— Goal —
Recast each line of the entries below as a row in a Markdown table with two columns, Row and Text, skipping any blank lines.

— Provided data —
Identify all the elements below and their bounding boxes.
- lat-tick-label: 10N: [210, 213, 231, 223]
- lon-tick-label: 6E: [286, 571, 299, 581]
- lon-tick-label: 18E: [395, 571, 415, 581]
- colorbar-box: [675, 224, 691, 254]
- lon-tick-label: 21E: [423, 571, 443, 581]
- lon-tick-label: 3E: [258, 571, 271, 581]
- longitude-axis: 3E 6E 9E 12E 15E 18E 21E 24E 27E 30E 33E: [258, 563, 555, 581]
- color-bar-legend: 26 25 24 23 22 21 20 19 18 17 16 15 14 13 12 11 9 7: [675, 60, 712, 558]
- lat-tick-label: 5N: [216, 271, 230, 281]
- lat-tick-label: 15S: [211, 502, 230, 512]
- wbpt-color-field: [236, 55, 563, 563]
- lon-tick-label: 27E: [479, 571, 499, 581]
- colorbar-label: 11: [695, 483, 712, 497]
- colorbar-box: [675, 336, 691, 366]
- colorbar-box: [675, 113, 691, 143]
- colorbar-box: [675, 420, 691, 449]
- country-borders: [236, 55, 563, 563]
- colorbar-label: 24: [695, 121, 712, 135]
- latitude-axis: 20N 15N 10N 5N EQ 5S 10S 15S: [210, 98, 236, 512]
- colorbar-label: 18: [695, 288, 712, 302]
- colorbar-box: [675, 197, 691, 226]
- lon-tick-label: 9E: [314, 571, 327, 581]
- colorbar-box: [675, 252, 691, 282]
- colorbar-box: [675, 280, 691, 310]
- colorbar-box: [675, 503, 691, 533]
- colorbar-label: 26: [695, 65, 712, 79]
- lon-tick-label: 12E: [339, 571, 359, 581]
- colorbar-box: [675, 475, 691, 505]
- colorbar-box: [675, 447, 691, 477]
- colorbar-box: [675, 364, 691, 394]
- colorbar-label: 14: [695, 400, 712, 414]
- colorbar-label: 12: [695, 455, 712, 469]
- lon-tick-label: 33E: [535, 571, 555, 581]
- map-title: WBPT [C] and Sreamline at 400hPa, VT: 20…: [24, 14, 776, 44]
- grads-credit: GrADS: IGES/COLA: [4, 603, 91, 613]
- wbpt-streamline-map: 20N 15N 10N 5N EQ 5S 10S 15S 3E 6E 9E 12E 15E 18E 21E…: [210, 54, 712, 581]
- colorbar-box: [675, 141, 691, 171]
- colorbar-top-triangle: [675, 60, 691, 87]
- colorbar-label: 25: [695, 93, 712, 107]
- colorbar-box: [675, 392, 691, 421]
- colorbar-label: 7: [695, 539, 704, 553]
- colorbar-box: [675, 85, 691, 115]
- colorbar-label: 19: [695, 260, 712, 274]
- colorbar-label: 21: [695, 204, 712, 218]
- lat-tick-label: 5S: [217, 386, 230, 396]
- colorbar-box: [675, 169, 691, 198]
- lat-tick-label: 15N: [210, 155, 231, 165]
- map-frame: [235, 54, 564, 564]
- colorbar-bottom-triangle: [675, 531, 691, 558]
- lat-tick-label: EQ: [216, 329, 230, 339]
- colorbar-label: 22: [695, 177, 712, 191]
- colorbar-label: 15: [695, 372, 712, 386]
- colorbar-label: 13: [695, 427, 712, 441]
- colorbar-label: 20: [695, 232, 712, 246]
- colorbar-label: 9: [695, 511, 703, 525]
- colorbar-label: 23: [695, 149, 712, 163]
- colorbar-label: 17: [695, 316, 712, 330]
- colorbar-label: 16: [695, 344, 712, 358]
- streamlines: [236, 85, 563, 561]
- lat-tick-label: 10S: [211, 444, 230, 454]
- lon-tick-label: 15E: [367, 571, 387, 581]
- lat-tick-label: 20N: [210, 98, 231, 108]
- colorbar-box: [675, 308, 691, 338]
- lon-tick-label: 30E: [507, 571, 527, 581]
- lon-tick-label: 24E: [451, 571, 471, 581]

— Reply to the exercise —
| Row | Text |
|---|---|
| 1 | Identify all the elements below and their bounding boxes. |
| 2 | - lat-tick-label: 10N: [210, 213, 231, 223] |
| 3 | - lon-tick-label: 6E: [286, 571, 299, 581] |
| 4 | - lon-tick-label: 18E: [395, 571, 415, 581] |
| 5 | - colorbar-box: [675, 224, 691, 254] |
| 6 | - lon-tick-label: 21E: [423, 571, 443, 581] |
| 7 | - lon-tick-label: 3E: [258, 571, 271, 581] |
| 8 | - longitude-axis: 3E 6E 9E 12E 15E 18E 21E 24E 27E 30E 33E: [258, 563, 555, 581] |
| 9 | - color-bar-legend: 26 25 24 23 22 21 20 19 18 17 16 15 14 13 12 11 9 7: [675, 60, 712, 558] |
| 10 | - lat-tick-label: 5N: [216, 271, 230, 281] |
| 11 | - lat-tick-label: 15S: [211, 502, 230, 512] |
| 12 | - wbpt-color-field: [236, 55, 563, 563] |
| 13 | - lon-tick-label: 27E: [479, 571, 499, 581] |
| 14 | - colorbar-label: 11: [695, 483, 712, 497] |
| 15 | - colorbar-box: [675, 336, 691, 366] |
| 16 | - colorbar-box: [675, 113, 691, 143] |
| 17 | - colorbar-box: [675, 420, 691, 449] |
| 18 | - country-borders: [236, 55, 563, 563] |
| 19 | - colorbar-label: 24: [695, 121, 712, 135] |
| 20 | - latitude-axis: 20N 15N 10N 5N EQ 5S 10S 15S: [210, 98, 236, 512] |
| 21 | - colorbar-label: 18: [695, 288, 712, 302] |
| 22 | - colorbar-box: [675, 197, 691, 226] |
| 23 | - lon-tick-label: 9E: [314, 571, 327, 581] |
| 24 | - colorbar-box: [675, 252, 691, 282] |
| 25 | - colorbar-box: [675, 280, 691, 310] |
| 26 | - colorbar-box: [675, 503, 691, 533] |
| 27 | - colorbar-label: 26: [695, 65, 712, 79] |
| 28 | - lon-tick-label: 12E: [339, 571, 359, 581] |
| 29 | - colorbar-box: [675, 475, 691, 505] |
| 30 | - colorbar-box: [675, 447, 691, 477] |
| 31 | - colorbar-box: [675, 364, 691, 394] |
| 32 | - colorbar-label: 14: [695, 400, 712, 414] |
| 33 | - colorbar-label: 12: [695, 455, 712, 469] |
| 34 | - lon-tick-label: 33E: [535, 571, 555, 581] |
| 35 | - map-title: WBPT [C] and Sreamline at 400hPa, VT: 20…: [24, 14, 776, 44] |
| 36 | - grads-credit: GrADS: IGES/COLA: [4, 603, 91, 613] |
| 37 | - wbpt-streamline-map: 20N 15N 10N 5N EQ 5S 10S 15S 3E 6E 9E 12E 15E 18E 21E…: [210, 54, 712, 581] |
| 38 | - colorbar-box: [675, 141, 691, 171] |
| 39 | - colorbar-top-triangle: [675, 60, 691, 87] |
| 40 | - colorbar-label: 25: [695, 93, 712, 107] |
| 41 | - colorbar-box: [675, 392, 691, 421] |
| 42 | - colorbar-label: 7: [695, 539, 704, 553] |
| 43 | - colorbar-box: [675, 85, 691, 115] |
| 44 | - colorbar-label: 19: [695, 260, 712, 274] |
| 45 | - colorbar-label: 21: [695, 204, 712, 218] |
| 46 | - lat-tick-label: 5S: [217, 386, 230, 396] |
| 47 | - colorbar-box: [675, 169, 691, 198] |
| 48 | - lat-tick-label: 15N: [210, 155, 231, 165] |
| 49 | - map-frame: [235, 54, 564, 564] |
| 50 | - colorbar-bottom-triangle: [675, 531, 691, 558] |
| 51 | - lat-tick-label: EQ: [216, 329, 230, 339] |
| 52 | - colorbar-label: 22: [695, 177, 712, 191] |
| 53 | - colorbar-label: 15: [695, 372, 712, 386] |
| 54 | - colorbar-label: 13: [695, 427, 712, 441] |
| 55 | - colorbar-label: 20: [695, 232, 712, 246] |
| 56 | - colorbar-label: 9: [695, 511, 703, 525] |
| 57 | - colorbar-label: 23: [695, 149, 712, 163] |
| 58 | - colorbar-label: 17: [695, 316, 712, 330] |
| 59 | - colorbar-label: 16: [695, 344, 712, 358] |
| 60 | - streamlines: [236, 85, 563, 561] |
| 61 | - lat-tick-label: 10S: [211, 444, 230, 454] |
| 62 | - lon-tick-label: 15E: [367, 571, 387, 581] |
| 63 | - lat-tick-label: 20N: [210, 98, 231, 108] |
| 64 | - colorbar-box: [675, 308, 691, 338] |
| 65 | - lon-tick-label: 30E: [507, 571, 527, 581] |
| 66 | - lon-tick-label: 24E: [451, 571, 471, 581] |